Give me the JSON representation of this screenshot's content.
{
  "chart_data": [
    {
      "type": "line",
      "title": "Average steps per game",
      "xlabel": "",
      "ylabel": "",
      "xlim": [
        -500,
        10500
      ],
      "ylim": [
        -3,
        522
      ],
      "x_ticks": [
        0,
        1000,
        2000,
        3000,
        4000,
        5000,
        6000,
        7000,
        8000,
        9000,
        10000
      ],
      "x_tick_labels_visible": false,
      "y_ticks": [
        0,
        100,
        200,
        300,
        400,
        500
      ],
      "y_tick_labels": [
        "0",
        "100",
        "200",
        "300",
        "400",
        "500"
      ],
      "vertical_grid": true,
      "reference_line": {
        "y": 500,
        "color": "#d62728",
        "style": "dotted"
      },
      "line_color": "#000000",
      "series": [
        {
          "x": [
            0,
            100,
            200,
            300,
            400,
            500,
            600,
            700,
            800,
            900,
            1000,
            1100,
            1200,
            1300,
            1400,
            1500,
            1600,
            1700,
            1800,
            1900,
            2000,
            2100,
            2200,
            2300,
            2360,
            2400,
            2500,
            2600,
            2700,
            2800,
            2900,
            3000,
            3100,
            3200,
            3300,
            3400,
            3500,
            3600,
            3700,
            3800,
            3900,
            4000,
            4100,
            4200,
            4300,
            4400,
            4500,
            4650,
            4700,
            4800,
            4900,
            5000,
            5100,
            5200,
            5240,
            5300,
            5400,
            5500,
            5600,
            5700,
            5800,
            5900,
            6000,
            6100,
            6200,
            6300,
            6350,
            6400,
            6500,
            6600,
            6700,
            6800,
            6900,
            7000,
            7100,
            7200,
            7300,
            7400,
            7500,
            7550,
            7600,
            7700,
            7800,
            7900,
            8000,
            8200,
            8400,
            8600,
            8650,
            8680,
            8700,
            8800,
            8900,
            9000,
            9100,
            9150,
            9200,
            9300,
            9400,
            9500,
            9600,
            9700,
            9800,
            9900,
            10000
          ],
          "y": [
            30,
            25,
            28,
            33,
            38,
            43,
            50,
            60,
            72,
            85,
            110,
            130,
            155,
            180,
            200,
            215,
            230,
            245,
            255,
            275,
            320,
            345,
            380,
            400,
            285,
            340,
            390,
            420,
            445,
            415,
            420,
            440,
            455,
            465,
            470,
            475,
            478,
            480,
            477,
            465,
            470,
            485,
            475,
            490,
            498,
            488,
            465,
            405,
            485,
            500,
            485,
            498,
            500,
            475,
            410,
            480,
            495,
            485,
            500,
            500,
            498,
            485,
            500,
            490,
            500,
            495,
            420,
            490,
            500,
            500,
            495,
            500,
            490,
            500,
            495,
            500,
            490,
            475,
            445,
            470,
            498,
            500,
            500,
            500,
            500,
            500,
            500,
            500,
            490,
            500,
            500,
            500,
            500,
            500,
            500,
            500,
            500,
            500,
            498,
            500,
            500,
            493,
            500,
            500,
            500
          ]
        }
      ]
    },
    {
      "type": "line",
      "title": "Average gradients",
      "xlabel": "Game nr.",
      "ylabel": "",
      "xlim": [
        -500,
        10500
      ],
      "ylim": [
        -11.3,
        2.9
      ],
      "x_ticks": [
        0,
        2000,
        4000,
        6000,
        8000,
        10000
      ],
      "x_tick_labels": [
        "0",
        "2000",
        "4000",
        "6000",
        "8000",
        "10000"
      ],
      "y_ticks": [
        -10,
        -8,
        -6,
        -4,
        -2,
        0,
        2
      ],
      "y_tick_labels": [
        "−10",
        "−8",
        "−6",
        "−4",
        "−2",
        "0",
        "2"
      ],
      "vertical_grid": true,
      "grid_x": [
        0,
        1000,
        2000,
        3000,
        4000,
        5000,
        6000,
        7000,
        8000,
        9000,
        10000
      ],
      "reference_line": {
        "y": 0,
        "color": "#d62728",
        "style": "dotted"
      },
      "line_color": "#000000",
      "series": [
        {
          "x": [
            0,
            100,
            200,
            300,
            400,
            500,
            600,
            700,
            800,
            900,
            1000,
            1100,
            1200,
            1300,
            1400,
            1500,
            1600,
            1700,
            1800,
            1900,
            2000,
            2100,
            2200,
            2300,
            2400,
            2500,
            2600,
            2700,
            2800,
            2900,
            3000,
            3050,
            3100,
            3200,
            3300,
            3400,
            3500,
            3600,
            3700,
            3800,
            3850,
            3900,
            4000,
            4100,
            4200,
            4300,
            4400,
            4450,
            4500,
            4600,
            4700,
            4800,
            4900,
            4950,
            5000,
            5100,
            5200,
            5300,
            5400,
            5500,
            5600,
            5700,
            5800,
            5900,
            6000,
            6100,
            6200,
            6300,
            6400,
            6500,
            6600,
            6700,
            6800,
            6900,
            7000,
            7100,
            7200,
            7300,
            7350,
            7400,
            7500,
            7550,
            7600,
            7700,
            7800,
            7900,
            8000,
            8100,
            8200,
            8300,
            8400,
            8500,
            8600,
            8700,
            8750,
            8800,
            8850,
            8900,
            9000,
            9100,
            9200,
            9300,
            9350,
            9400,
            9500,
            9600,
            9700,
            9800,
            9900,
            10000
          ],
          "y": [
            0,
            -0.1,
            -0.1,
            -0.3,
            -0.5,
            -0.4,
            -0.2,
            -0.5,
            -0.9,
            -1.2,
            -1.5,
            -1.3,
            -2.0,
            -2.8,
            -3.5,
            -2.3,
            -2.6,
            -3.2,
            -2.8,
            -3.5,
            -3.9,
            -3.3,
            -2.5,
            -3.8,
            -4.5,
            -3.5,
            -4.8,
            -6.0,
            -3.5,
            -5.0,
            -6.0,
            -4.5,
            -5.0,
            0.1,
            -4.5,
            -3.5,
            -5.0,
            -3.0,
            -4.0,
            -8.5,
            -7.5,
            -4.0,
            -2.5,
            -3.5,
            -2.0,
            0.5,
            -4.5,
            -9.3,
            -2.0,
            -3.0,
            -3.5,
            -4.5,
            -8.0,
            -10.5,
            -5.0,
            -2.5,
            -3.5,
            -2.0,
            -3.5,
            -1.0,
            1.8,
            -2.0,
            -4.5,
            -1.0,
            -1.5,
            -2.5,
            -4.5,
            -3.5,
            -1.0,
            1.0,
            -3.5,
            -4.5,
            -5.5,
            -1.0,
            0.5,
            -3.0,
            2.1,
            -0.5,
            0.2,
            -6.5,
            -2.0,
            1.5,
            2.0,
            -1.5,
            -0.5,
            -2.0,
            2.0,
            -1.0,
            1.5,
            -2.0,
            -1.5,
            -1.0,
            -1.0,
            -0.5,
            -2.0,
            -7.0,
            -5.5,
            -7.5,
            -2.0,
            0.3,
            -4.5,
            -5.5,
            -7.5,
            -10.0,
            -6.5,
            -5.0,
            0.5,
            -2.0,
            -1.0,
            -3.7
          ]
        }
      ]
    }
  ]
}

________________________

→ Problem to work on:
Keep only those lines of the records that hold "title", and return them.

→ Response to this task:
      "title": "Average steps per game",
      "title": "Average gradients",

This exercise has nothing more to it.